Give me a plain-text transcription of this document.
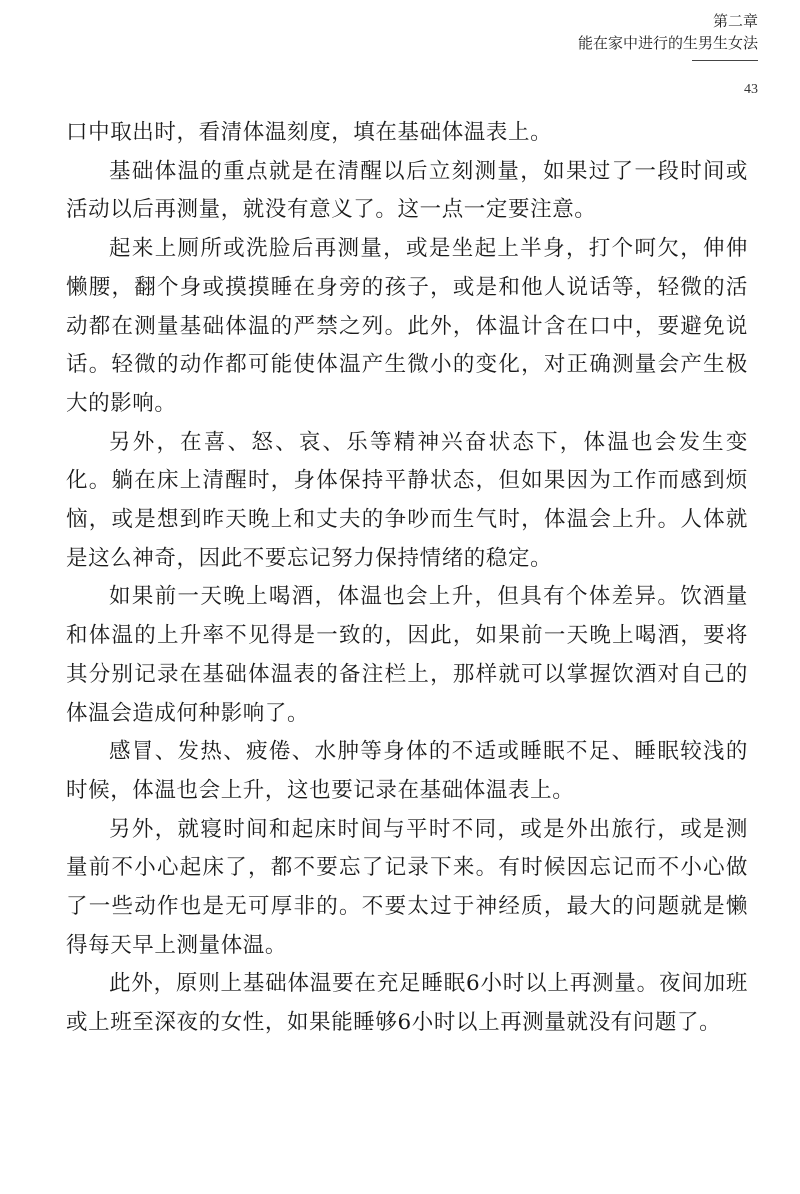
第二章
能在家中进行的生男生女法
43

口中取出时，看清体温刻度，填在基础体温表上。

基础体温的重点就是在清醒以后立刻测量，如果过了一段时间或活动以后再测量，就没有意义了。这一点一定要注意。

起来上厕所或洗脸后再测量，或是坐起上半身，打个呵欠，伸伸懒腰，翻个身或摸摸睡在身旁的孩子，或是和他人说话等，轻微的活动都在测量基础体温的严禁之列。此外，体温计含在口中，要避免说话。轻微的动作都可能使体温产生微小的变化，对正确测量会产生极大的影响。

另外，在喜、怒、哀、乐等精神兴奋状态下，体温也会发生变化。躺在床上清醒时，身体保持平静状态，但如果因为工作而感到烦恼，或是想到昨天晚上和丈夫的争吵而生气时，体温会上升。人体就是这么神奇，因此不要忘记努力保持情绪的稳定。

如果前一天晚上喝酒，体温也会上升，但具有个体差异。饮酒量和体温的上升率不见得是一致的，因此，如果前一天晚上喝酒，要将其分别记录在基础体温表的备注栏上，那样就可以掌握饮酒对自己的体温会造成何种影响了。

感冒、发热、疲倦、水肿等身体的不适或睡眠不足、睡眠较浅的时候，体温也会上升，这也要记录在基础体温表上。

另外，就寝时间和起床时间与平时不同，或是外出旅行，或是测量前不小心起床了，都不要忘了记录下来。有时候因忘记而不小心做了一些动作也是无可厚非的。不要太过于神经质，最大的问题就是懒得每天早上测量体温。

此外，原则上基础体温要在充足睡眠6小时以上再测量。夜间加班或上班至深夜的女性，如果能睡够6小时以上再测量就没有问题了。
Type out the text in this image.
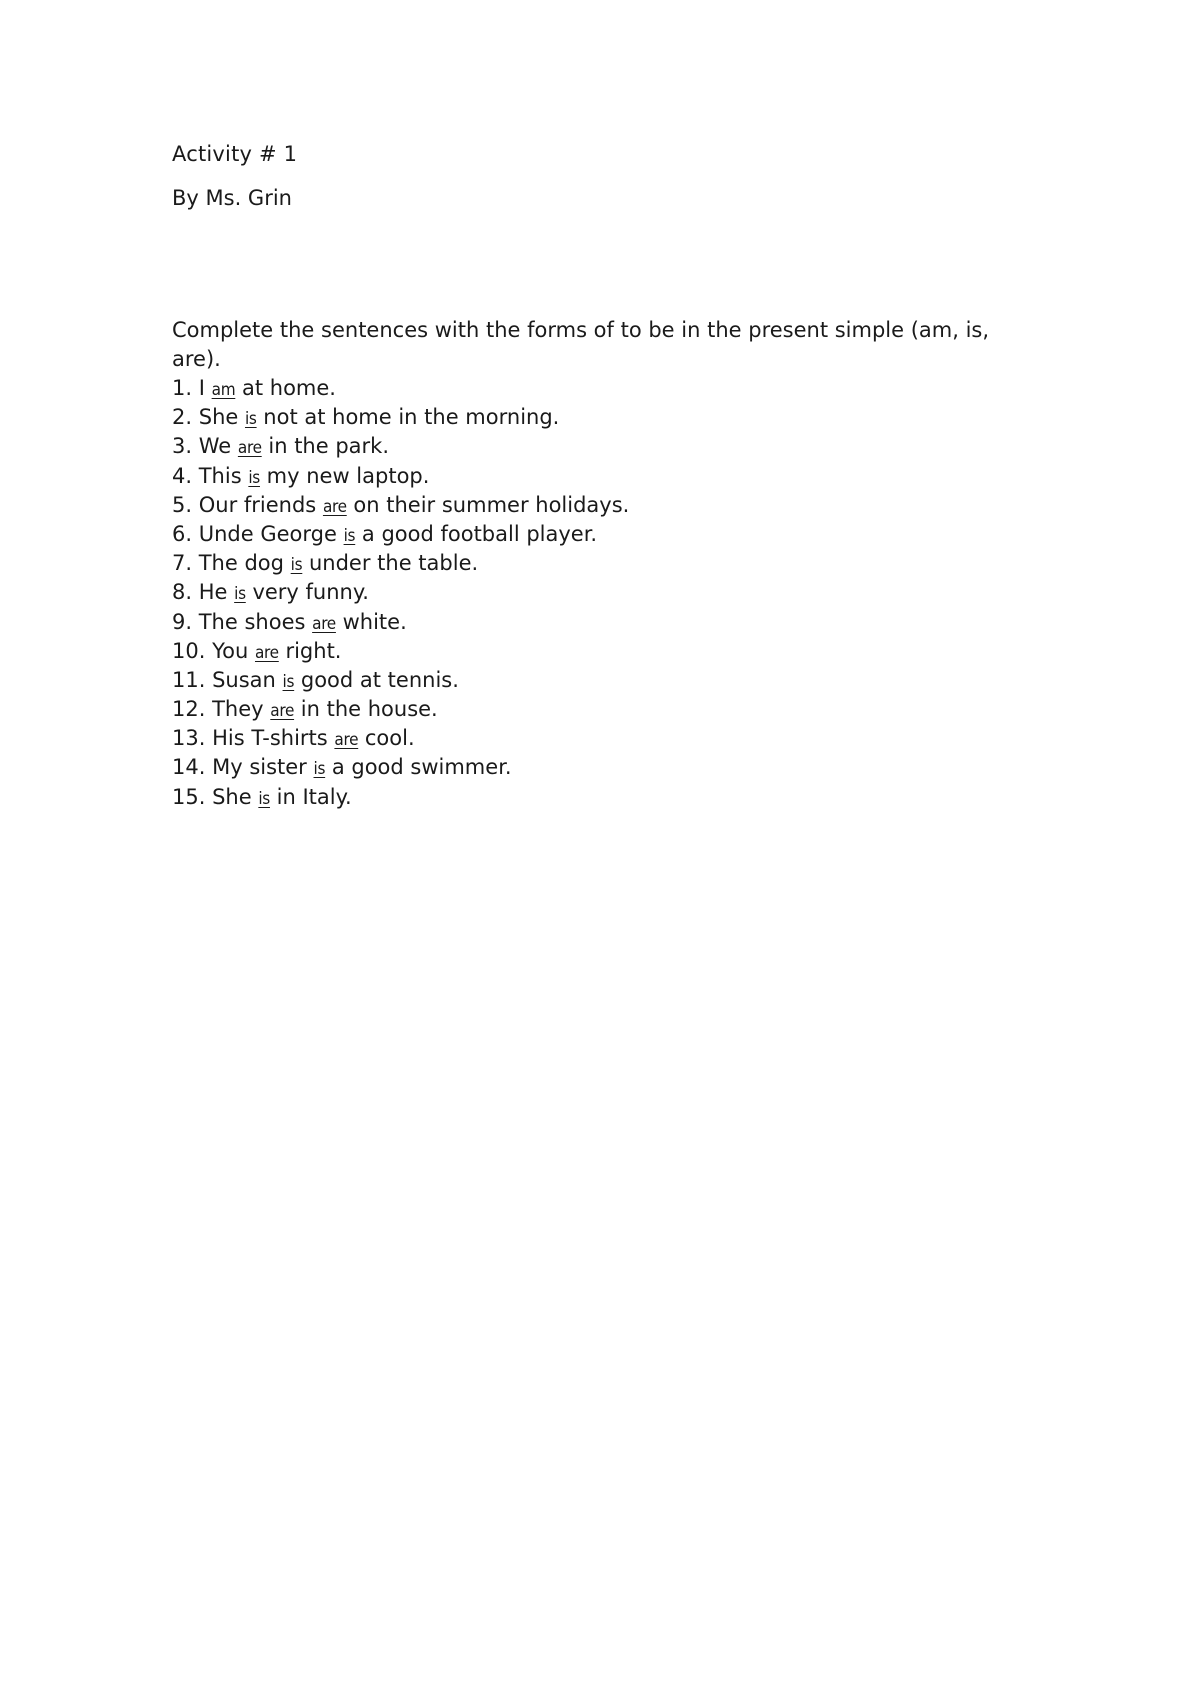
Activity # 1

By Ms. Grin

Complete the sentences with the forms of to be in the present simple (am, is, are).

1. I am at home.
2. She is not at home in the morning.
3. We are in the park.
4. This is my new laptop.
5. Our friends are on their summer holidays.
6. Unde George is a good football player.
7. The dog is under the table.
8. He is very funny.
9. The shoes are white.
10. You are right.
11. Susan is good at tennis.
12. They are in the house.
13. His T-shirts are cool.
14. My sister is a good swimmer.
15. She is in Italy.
════════
- **WHAT THE EXERCISE ASKS**: Above are records to transcribe exactly; leave their pictures out.

- **EXPECTED OUTPUT**:
Give me a plain-text transcription of this document.
第二章
能在家中进行的生男生女法
43

口中取出时，看清体温刻度，填在基础体温表上。

基础体温的重点就是在清醒以后立刻测量，如果过了一段时间或活动以后再测量，就没有意义了。这一点一定要注意。

起来上厕所或洗脸后再测量，或是坐起上半身，打个呵欠，伸伸懒腰，翻个身或摸摸睡在身旁的孩子，或是和他人说话等，轻微的活动都在测量基础体温的严禁之列。此外，体温计含在口中，要避免说话。轻微的动作都可能使体温产生微小的变化，对正确测量会产生极大的影响。

另外，在喜、怒、哀、乐等精神兴奋状态下，体温也会发生变化。躺在床上清醒时，身体保持平静状态，但如果因为工作而感到烦恼，或是想到昨天晚上和丈夫的争吵而生气时，体温会上升。人体就是这么神奇，因此不要忘记努力保持情绪的稳定。

如果前一天晚上喝酒，体温也会上升，但具有个体差异。饮酒量和体温的上升率不见得是一致的，因此，如果前一天晚上喝酒，要将其分别记录在基础体温表的备注栏上，那样就可以掌握饮酒对自己的体温会造成何种影响了。

感冒、发热、疲倦、水肿等身体的不适或睡眠不足、睡眠较浅的时候，体温也会上升，这也要记录在基础体温表上。

另外，就寝时间和起床时间与平时不同，或是外出旅行，或是测量前不小心起床了，都不要忘了记录下来。有时候因忘记而不小心做了一些动作也是无可厚非的。不要太过于神经质，最大的问题就是懒得每天早上测量体温。

此外，原则上基础体温要在充足睡眠6小时以上再测量。夜间加班或上班至深夜的女性，如果能睡够6小时以上再测量就没有问题了。
Type out the text in this image.
Activity # 1

By Ms. Grin

Complete the sentences with the forms of to be in the present simple (am, is, are).

1. I am at home.
2. She is not at home in the morning.
3. We are in the park.
4. This is my new laptop.
5. Our friends are on their summer holidays.
6. Unde George is a good football player.
7. The dog is under the table.
8. He is very funny.
9. The shoes are white.
10. You are right.
11. Susan is good at tennis.
12. They are in the house.
13. His T-shirts are cool.
14. My sister is a good swimmer.
15. She is in Italy.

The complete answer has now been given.